_Written request_
Scan the data for "name" and copy the lines it appears in.

Excerpts from a figure dataset
——————————

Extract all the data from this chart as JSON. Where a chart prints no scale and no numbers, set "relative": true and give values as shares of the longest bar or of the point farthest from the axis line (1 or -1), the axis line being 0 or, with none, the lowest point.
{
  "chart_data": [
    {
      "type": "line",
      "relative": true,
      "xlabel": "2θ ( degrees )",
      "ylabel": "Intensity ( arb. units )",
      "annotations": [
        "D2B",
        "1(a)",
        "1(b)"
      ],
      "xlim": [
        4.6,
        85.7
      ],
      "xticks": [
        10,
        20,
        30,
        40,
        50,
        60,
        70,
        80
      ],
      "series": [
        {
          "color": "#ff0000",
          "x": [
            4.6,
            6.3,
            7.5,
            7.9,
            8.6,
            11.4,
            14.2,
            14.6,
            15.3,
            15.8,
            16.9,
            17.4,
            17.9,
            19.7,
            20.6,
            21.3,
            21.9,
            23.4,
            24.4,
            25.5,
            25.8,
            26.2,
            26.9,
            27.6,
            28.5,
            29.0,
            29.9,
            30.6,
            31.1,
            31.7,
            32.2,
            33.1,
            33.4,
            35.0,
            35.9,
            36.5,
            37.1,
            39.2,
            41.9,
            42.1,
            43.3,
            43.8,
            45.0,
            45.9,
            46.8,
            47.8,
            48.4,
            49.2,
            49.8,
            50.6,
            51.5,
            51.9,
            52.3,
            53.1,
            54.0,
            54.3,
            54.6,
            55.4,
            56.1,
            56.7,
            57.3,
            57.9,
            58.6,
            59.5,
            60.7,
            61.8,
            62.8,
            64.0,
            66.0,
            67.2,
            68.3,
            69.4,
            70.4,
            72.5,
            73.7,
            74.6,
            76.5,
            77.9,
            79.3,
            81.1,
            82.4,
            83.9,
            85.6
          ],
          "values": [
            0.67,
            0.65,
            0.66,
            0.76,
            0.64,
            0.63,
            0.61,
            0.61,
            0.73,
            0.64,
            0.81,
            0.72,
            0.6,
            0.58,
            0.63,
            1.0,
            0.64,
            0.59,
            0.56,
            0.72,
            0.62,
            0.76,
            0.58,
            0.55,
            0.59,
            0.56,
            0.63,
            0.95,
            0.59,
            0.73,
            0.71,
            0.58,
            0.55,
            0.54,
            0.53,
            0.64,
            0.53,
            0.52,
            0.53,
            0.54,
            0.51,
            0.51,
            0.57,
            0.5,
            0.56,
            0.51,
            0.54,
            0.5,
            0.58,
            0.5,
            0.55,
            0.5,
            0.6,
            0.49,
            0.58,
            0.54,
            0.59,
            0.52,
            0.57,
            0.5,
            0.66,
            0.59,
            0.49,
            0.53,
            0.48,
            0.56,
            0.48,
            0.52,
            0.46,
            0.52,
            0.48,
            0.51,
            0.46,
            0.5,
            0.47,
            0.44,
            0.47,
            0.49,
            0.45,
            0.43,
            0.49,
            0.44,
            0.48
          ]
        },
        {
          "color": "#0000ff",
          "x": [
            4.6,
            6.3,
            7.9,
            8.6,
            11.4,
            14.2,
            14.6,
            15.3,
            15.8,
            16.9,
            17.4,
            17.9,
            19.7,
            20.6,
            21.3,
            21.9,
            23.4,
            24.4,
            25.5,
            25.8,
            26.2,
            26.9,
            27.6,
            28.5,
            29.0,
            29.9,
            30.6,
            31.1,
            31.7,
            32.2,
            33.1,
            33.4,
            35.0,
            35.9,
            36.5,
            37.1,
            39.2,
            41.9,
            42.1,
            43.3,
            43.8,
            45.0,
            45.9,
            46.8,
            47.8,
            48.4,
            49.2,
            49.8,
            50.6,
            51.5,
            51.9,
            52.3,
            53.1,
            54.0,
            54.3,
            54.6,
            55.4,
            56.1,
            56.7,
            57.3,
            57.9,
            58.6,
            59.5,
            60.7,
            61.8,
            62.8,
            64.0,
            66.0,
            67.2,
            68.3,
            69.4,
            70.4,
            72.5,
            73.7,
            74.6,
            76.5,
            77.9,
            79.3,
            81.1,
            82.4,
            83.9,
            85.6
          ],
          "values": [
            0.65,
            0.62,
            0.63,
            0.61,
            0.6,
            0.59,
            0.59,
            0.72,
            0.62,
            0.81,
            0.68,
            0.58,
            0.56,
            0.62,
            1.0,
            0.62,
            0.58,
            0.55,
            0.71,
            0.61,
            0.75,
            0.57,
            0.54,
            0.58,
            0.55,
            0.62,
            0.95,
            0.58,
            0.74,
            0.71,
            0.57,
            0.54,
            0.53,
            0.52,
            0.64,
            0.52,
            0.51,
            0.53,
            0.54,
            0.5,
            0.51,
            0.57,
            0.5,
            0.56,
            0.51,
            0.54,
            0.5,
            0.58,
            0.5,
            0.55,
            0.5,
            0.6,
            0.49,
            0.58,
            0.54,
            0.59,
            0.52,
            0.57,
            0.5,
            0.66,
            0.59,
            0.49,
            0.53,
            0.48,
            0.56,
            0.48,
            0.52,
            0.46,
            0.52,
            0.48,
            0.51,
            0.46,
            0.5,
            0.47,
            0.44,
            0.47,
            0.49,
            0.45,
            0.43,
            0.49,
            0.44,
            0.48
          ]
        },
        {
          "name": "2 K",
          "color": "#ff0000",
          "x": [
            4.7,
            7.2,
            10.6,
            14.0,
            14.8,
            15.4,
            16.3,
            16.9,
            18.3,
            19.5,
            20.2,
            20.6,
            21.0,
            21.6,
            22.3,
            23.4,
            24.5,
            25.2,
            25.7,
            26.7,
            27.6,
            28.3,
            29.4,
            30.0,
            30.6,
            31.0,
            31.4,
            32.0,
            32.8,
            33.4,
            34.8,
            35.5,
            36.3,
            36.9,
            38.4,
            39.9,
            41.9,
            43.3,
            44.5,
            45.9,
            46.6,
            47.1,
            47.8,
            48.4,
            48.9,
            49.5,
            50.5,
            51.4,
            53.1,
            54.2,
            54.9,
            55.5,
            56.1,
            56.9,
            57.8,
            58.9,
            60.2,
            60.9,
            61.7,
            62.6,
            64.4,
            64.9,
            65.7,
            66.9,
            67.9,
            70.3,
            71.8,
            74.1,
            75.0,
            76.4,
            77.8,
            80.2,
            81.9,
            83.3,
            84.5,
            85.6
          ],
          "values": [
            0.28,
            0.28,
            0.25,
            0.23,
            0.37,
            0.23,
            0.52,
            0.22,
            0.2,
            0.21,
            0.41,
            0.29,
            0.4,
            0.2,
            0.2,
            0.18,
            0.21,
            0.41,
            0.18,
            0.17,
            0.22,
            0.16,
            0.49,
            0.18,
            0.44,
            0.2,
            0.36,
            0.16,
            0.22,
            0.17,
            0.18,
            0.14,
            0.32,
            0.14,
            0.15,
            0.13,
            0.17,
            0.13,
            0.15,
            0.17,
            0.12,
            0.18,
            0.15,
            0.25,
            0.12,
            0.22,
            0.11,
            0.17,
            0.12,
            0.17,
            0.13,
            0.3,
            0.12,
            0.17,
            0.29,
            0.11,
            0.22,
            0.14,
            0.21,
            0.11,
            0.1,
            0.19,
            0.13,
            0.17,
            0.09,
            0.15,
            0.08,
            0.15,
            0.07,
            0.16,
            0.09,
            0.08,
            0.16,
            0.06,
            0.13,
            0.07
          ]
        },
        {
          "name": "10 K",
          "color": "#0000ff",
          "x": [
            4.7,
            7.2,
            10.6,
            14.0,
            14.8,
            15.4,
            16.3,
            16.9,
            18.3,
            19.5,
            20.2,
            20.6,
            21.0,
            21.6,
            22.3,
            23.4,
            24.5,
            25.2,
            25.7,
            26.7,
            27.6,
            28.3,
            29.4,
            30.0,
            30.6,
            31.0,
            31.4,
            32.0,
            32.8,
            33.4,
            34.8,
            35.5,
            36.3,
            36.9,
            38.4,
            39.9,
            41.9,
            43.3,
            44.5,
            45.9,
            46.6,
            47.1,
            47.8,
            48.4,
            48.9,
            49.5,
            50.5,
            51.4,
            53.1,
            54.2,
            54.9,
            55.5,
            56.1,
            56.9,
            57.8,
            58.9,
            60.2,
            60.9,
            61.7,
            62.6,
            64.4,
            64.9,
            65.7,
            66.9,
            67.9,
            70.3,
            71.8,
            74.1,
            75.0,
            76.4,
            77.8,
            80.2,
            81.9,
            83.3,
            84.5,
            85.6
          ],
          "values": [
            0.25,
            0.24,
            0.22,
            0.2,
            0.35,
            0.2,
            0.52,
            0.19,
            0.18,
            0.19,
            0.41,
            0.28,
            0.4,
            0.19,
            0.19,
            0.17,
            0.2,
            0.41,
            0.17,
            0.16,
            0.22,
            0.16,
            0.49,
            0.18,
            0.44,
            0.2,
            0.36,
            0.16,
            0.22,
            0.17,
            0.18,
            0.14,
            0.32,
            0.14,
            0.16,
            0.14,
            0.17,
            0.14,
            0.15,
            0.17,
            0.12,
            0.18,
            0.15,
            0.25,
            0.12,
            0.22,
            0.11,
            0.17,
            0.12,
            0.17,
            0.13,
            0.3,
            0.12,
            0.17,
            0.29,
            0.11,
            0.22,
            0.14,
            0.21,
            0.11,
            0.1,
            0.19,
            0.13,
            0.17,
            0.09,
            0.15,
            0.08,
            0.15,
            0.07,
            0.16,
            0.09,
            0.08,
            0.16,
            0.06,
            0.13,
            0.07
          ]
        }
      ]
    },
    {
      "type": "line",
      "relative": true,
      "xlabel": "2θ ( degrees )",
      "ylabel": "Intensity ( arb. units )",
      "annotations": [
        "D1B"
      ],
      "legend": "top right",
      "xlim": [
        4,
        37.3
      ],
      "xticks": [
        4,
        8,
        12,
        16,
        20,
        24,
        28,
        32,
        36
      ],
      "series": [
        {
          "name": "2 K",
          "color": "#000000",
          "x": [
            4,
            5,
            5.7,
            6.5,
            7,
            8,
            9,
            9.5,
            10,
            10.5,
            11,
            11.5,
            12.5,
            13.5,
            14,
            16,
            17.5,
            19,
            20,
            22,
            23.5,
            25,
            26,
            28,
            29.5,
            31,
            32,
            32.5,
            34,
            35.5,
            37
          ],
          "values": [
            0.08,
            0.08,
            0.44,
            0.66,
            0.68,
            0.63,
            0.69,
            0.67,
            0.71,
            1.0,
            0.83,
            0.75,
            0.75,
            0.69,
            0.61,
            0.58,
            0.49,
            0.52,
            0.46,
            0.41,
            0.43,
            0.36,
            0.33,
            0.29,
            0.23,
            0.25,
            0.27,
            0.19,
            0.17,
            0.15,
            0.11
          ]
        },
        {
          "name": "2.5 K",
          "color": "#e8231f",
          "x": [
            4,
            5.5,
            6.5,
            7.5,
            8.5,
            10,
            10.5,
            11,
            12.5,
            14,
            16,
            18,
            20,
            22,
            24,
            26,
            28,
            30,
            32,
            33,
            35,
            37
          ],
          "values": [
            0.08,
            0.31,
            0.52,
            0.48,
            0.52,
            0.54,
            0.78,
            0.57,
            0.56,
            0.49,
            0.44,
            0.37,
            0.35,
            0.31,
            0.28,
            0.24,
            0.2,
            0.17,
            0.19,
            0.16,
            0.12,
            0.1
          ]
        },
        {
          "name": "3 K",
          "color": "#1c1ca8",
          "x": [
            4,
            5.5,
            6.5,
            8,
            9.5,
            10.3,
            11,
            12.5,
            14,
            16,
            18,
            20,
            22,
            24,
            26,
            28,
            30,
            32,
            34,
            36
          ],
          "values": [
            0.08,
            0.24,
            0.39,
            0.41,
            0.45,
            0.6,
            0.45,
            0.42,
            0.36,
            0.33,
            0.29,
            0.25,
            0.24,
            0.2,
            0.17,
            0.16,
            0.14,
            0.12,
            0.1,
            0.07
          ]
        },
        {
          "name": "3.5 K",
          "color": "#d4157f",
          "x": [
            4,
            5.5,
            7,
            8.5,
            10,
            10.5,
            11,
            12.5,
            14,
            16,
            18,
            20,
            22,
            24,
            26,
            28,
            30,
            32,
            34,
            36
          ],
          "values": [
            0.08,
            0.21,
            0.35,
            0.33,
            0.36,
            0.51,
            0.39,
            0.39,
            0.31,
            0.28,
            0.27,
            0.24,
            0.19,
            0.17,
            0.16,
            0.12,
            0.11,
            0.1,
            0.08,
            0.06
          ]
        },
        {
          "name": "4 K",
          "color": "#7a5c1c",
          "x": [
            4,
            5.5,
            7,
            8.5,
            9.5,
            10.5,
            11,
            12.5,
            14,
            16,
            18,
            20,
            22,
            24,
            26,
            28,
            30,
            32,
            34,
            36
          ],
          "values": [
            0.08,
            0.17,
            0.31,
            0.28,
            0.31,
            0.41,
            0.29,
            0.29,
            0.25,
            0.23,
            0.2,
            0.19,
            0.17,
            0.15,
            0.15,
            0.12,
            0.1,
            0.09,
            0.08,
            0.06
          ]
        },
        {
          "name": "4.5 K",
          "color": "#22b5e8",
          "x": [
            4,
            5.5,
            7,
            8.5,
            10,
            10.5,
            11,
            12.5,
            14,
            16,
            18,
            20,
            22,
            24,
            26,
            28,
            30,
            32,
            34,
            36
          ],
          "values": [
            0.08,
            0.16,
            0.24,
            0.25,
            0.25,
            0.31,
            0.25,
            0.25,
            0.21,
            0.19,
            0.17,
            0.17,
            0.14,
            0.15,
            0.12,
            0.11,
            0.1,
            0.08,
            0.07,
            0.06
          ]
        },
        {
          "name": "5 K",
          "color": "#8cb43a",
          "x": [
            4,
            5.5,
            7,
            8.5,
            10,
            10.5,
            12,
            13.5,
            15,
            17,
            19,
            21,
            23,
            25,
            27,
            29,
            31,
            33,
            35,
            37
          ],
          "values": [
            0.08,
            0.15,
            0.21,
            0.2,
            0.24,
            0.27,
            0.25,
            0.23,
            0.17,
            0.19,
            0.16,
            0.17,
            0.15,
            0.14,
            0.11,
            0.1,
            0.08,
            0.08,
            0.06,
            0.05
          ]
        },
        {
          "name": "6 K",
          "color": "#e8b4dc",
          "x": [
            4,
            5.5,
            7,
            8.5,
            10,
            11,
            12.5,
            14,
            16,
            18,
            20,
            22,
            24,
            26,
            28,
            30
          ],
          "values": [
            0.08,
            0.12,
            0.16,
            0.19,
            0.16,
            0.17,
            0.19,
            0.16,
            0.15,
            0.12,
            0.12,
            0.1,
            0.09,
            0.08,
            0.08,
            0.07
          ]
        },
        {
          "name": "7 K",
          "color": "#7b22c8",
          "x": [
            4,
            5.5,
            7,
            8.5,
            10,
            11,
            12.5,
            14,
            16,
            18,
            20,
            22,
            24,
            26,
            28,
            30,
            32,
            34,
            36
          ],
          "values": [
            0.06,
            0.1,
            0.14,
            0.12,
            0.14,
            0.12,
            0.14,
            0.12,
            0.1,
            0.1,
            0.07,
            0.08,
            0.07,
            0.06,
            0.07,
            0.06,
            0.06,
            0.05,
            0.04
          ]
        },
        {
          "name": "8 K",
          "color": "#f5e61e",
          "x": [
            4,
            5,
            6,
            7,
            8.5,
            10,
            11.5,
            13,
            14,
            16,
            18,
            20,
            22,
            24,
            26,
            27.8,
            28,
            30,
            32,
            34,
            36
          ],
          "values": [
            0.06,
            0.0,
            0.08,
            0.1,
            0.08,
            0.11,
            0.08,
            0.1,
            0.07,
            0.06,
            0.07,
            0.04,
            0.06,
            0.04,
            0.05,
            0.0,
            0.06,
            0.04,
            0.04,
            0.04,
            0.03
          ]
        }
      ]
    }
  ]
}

——————————

_Finished exercise_
          "name": "2 K",
          "name": "10 K",
          "name": "2 K",
          "name": "2.5 K",
          "name": "3 K",
          "name": "3.5 K",
          "name": "4 K",
          "name": "4.5 K",
          "name": "5 K",
          "name": "6 K",
          "name": "7 K",
          "name": "8 K",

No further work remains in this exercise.